◆ GOAL OF THE EXERCISE
Please print all of the material below, word for word.

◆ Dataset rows
:::::

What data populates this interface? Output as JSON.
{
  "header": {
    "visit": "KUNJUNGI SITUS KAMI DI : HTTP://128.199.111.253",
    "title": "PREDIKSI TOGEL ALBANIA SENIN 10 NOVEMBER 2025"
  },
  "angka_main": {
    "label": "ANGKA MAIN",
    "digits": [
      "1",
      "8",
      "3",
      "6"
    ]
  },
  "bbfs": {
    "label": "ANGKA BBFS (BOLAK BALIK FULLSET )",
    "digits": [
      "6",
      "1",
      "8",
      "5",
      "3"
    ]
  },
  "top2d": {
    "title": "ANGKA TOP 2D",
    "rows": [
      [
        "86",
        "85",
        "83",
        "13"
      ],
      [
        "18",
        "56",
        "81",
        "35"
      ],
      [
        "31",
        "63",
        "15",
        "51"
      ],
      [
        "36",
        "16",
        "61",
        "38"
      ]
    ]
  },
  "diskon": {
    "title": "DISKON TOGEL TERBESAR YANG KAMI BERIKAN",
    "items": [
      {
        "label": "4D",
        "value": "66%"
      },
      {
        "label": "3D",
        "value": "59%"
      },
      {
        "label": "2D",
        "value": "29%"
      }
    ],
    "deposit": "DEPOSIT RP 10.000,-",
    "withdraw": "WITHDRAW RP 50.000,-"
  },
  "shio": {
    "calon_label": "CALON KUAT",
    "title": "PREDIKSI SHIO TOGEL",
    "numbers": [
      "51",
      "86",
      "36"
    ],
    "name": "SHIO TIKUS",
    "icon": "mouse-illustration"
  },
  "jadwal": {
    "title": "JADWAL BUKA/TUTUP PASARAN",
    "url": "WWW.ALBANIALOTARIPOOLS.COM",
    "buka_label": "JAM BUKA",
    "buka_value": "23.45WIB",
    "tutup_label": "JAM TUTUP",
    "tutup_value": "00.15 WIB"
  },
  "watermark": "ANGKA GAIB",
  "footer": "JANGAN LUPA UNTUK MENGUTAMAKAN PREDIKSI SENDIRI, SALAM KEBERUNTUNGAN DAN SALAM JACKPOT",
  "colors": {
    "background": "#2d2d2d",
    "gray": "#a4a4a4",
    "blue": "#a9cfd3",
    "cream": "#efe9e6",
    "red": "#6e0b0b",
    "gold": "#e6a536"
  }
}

:::::

◆ WRITTEN ANSWER
What data populates this interface? Output as JSON.
{
  "header": {
    "visit": "KUNJUNGI SITUS KAMI DI : HTTP://128.199.111.253",
    "title": "PREDIKSI TOGEL ALBANIA SENIN 10 NOVEMBER 2025"
  },
  "angka_main": {
    "label": "ANGKA MAIN",
    "digits": [
      "1",
      "8",
      "3",
      "6"
    ]
  },
  "bbfs": {
    "label": "ANGKA BBFS (BOLAK BALIK FULLSET )",
    "digits": [
      "6",
      "1",
      "8",
      "5",
      "3"
    ]
  },
  "top2d": {
    "title": "ANGKA TOP 2D",
    "rows": [
      [
        "86",
        "85",
        "83",
        "13"
      ],
      [
        "18",
        "56",
        "81",
        "35"
      ],
      [
        "31",
        "63",
        "15",
        "51"
      ],
      [
        "36",
        "16",
        "61",
        "38"
      ]
    ]
  },
  "diskon": {
    "title": "DISKON TOGEL TERBESAR YANG KAMI BERIKAN",
    "items": [
      {
        "label": "4D",
        "value": "66%"
      },
      {
        "label": "3D",
        "value": "59%"
      },
      {
        "label": "2D",
        "value": "29%"
      }
    ],
    "deposit": "DEPOSIT RP 10.000,-",
    "withdraw": "WITHDRAW RP 50.000,-"
  },
  "shio": {
    "calon_label": "CALON KUAT",
    "title": "PREDIKSI SHIO TOGEL",
    "numbers": [
      "51",
      "86",
      "36"
    ],
    "name": "SHIO TIKUS",
    "icon": "mouse-illustration"
  },
  "jadwal": {
    "title": "JADWAL BUKA/TUTUP PASARAN",
    "url": "WWW.ALBANIALOTARIPOOLS.COM",
    "buka_label": "JAM BUKA",
    "buka_value": "23.45WIB",
    "tutup_label": "JAM TUTUP",
    "tutup_value": "00.15 WIB"
  },
  "watermark": "ANGKA GAIB",
  "footer": "JANGAN LUPA UNTUK MENGUTAMAKAN PREDIKSI SENDIRI, SALAM KEBERUNTUNGAN DAN SALAM JACKPOT",
  "colors": {
    "background": "#2d2d2d",
    "gray": "#a4a4a4",
    "blue": "#a9cfd3",
    "cream": "#efe9e6",
    "red": "#6e0b0b",
    "gold": "#e6a536"
  }
}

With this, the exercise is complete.